(Extracted records)
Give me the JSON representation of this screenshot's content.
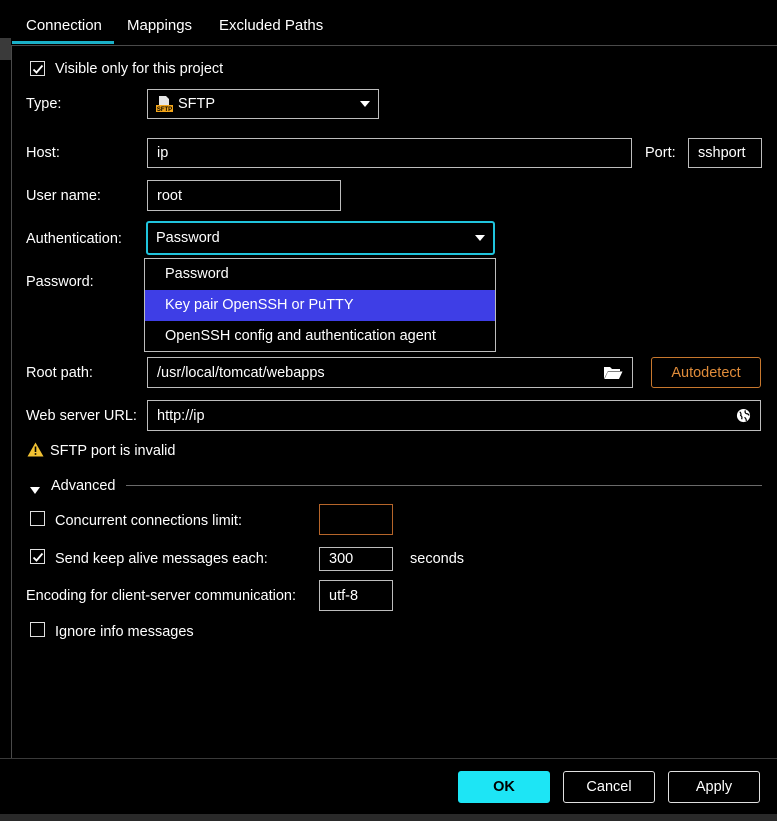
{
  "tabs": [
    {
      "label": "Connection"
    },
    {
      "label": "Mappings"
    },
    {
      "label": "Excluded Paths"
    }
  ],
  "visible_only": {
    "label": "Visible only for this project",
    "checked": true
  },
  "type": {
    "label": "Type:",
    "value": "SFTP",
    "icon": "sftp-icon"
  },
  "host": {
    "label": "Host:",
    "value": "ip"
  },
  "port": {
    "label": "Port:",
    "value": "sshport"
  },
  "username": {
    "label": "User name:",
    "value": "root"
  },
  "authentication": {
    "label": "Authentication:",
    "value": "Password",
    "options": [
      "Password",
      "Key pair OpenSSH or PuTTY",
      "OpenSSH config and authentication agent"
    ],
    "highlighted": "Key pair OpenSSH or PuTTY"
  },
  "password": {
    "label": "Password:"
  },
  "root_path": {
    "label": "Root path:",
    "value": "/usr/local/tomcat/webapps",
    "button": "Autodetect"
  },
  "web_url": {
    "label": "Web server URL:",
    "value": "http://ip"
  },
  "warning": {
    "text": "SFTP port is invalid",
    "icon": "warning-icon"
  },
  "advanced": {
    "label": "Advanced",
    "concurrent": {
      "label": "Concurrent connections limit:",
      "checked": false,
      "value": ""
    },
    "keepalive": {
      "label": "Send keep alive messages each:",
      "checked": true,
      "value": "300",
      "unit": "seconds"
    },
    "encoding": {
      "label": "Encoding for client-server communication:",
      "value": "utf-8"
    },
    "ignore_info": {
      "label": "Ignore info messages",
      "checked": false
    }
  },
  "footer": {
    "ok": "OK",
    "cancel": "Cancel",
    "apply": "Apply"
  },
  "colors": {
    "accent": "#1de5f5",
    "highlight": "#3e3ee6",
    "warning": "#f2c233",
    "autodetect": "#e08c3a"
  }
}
...
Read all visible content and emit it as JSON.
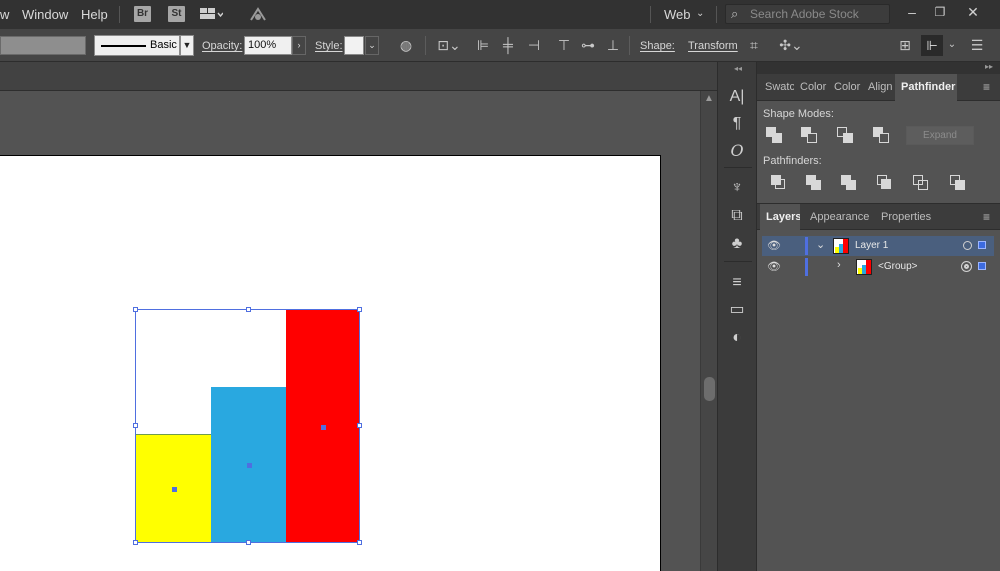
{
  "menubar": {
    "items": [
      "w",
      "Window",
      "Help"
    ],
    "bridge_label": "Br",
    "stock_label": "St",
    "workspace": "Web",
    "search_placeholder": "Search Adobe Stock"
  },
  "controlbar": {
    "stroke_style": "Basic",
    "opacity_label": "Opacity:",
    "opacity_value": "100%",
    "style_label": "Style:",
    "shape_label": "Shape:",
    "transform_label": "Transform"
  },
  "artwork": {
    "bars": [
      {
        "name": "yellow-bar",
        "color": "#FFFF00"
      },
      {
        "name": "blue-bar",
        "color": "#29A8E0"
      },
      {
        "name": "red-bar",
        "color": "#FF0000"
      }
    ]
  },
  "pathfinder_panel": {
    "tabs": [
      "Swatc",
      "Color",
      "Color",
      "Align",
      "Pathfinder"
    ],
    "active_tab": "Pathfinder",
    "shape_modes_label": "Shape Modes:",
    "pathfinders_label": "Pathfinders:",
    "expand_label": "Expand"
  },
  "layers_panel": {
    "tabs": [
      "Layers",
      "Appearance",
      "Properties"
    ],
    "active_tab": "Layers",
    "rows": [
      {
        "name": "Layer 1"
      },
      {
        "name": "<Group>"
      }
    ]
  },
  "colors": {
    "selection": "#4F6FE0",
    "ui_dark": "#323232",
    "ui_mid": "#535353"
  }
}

| Exercise instructions |
Among the lines above, determine how many hold the word "Shape"; report the figure alone.

| Right answer |
2